The task: In the passage on waiting and support, restate the portion between "I cannot change where" and "who reads this.", inclusive, changing "sidekick" to "companion".

Passage for review:
*** Block opens ***

I have found that though I would have chosen to not experience the pain, there has been another who has found comfort in my arms or allowed me the humble privilege to be the set of ears as they reveal their story knowing I will not offer a cliché or undermine their pain but have, and will, instead offered ears, eyes and a heart that demonstrate compassion from one that has earned “scars” and has crawled through battles as well and one who humbly and quietly bears those wounds earned to those that need to see them.

As gladiators ready for battle, we must too show our wounds, scars, and courage to those we can inspire and encourage. The One who goes into battle with us is the One who understands, shows, and has saved others because of His scars.

I sit here knowing and thinking of others right here, right now within my arm’s reach who are in a painful battle, on the edge of being launched into the battle, or worse, being sent into another round of battle.

I am thinking of you right now and I am so sincerely wishing I could provide relief for this torture and erase the chance of you being “called” into “life combat”.

God grant me the serenity to accept the things I cannot change,

Courage to change the things I can.

And, the Wisdom to know the difference.

I cannot change where you are, however, I can offer myself to your battle as an empathic sidekick and offer to endure the wait with you, to be a source of emotional and physical support as you walk through this.

I do not write to you for pity, or for response. I do not seek sympathy or support. What I hope is that with these words I change our corner of the world and how we care for those we pass in our everyday. Yes, a bit of an overachiever but it is a curse I live and breathe (and my husband’s by default of marrying me).

I cannot make the call come sooner and I cannot predict the outcome, but I can change how I respond to others who will tell me of their wait, and so can anyone who reads this.

I, and others, can try to understand that our “well intentioned” words, cliché, Bible verse, positive quote or cheerleader attitude are not what needs to be brought to the moment, but rather sincerity of the heart, spirit and word.

I, personally commit to act, not speak, comfort in quiet heartfelt power, in strength of passion, and of truly offered prayers, and to be an unconditional support embedding in minds, hearts and spirits, of those who are struggling, ensuring them sincerely that they will not walk from “the wait” to “the battle” alone.

Whether it be a card, a call, a text, an offer of a meal, coffee or accompaniment at church, doctor’s, or on a bench at the park, where the busyness of children might offer a comfortable distraction. Let us remember that even in the darkest hour of the God many of us turn to in ours, he knelt to pray to His Father to spare Him of the call to battle, asking His closest friends to join him and simply “be” with him as he awaited “the call”. He found strength in numbers, and of friendship.

*** Block closes ***

(Data entries)
*** Block opens ***

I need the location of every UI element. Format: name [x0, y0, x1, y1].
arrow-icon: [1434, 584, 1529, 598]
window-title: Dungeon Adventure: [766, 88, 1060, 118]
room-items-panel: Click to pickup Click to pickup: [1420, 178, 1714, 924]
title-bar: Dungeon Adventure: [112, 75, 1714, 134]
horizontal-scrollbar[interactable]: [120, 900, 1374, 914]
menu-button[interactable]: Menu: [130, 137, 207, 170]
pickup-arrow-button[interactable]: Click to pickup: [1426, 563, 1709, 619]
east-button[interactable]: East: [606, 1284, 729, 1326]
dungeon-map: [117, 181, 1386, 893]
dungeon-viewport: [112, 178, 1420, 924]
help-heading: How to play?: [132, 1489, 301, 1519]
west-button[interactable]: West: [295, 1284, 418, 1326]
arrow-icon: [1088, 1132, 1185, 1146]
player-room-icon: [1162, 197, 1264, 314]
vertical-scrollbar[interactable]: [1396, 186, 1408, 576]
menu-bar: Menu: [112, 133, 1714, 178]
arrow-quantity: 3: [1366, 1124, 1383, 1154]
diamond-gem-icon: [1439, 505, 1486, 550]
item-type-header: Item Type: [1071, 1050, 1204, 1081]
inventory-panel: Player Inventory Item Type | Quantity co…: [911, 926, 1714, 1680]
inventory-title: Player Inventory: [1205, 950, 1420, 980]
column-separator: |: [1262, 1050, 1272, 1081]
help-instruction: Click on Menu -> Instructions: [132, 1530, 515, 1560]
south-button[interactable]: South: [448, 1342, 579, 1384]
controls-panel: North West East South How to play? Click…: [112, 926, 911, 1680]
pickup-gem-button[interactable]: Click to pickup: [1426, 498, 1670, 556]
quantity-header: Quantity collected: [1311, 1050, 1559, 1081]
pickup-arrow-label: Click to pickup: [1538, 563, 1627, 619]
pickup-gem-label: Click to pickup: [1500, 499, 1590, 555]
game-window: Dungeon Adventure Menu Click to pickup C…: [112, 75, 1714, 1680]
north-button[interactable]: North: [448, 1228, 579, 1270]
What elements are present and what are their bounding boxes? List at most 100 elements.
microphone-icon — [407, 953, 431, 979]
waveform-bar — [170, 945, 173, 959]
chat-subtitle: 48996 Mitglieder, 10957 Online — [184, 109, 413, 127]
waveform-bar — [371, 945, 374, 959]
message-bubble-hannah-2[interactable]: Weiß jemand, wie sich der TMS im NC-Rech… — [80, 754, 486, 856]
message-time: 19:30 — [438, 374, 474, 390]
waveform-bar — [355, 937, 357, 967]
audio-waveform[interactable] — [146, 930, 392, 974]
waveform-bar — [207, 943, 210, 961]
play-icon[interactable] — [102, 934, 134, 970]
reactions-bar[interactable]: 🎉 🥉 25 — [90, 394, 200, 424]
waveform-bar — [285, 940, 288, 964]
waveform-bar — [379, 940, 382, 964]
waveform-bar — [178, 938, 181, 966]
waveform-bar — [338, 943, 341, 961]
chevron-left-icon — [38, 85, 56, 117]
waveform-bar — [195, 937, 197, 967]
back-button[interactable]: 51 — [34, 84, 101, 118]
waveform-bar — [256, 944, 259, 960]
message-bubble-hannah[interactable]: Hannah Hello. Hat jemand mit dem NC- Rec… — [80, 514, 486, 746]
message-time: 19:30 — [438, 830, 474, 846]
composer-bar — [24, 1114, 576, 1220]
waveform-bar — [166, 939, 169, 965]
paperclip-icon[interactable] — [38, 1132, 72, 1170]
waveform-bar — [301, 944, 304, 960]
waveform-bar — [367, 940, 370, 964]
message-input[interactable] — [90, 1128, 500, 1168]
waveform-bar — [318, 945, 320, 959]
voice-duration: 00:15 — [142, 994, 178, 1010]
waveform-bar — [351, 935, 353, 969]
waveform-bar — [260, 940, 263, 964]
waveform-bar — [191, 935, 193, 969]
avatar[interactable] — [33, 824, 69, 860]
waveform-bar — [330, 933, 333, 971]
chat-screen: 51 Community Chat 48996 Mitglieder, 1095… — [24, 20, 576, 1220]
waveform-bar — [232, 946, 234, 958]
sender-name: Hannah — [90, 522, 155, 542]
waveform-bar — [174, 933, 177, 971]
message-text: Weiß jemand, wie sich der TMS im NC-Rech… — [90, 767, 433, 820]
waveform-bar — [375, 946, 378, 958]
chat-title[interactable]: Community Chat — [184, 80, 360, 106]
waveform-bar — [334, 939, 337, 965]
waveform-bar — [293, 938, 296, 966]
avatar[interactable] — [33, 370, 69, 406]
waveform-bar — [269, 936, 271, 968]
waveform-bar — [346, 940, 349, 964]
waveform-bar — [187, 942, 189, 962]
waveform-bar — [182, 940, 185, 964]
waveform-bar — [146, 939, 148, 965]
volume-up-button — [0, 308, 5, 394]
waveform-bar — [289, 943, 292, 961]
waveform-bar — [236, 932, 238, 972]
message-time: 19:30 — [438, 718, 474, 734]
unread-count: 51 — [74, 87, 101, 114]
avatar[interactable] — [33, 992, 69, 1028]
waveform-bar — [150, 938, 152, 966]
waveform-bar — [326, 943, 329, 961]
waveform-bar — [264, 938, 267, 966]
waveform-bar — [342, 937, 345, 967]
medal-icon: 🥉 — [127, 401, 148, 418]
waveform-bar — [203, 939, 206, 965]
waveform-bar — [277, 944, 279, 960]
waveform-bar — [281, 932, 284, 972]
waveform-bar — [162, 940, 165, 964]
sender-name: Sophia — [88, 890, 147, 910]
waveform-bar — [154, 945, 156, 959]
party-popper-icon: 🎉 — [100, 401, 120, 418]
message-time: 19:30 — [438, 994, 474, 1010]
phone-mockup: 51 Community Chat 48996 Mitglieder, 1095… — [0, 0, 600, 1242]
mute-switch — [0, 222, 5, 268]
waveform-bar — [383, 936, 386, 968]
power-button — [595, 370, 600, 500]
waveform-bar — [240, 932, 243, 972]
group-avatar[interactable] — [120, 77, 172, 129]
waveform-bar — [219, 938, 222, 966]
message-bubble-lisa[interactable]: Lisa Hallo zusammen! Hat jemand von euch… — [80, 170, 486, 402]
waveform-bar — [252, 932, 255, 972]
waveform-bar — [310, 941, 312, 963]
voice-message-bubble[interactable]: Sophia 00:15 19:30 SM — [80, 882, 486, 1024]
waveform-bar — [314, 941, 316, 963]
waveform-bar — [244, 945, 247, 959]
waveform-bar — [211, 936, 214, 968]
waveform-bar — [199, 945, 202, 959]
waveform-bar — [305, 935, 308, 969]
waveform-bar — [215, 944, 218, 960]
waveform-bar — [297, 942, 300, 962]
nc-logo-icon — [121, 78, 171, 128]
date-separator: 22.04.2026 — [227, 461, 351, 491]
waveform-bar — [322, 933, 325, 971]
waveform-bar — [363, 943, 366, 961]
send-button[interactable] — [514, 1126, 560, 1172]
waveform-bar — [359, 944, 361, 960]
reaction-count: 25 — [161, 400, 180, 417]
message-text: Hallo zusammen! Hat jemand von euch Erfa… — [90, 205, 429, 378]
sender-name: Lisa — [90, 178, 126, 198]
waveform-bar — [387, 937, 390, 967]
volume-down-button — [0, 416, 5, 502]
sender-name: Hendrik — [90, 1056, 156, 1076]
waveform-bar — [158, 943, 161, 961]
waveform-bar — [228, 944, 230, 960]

*** Block closes ***

The answer:
I cannot change where you are, however, I can offer myself to your battle as an empathic companion and offer to endure the wait with you, to be a source of emotional and physical support as you walk through this.

I do not write to you for pity, or for response. I do not seek sympathy or support. What I hope is that with these words I change our corner of the world and how we care for those we pass in our everyday. Yes, a bit of an overachiever but it is a curse I live and breathe (and my husband’s by default of marrying me).

I cannot make the call come sooner and I cannot predict the outcome, but I can change how I respond to others who will tell me of their wait, and so can anyone who reads this.